Your task: Check each line of the records below for the string "color", then state how many lines contain it, with no other output.

★ ★ ★ ★ ★ ★ ★

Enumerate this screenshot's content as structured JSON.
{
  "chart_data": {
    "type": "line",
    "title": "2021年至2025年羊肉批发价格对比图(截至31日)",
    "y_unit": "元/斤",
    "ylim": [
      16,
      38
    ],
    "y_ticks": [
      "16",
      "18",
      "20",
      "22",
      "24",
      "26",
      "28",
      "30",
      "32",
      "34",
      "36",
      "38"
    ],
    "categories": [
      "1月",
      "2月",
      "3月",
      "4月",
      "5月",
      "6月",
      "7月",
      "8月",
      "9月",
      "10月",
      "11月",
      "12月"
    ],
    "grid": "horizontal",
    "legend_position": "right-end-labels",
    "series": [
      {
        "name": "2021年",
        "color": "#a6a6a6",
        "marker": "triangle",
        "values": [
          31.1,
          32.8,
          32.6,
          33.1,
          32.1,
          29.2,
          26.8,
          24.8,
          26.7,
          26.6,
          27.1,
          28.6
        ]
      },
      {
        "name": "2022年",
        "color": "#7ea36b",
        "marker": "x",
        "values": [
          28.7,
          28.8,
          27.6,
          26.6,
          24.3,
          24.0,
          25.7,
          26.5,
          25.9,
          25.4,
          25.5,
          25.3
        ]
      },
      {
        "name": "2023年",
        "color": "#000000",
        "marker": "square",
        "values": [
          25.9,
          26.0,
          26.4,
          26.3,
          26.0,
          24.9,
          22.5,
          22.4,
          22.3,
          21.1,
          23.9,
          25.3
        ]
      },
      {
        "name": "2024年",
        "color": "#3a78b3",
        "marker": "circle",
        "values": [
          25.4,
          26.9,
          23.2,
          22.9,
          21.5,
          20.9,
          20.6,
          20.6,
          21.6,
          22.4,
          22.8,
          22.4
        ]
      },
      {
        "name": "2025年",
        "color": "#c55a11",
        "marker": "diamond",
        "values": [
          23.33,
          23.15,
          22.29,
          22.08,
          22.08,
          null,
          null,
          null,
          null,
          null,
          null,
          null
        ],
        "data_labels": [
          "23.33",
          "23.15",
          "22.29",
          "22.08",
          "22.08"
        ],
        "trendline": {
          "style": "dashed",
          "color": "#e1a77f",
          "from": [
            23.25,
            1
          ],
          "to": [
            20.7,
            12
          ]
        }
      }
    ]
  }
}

★ ★ ★ ★ ★ ★ ★

Solution to this exercise: 6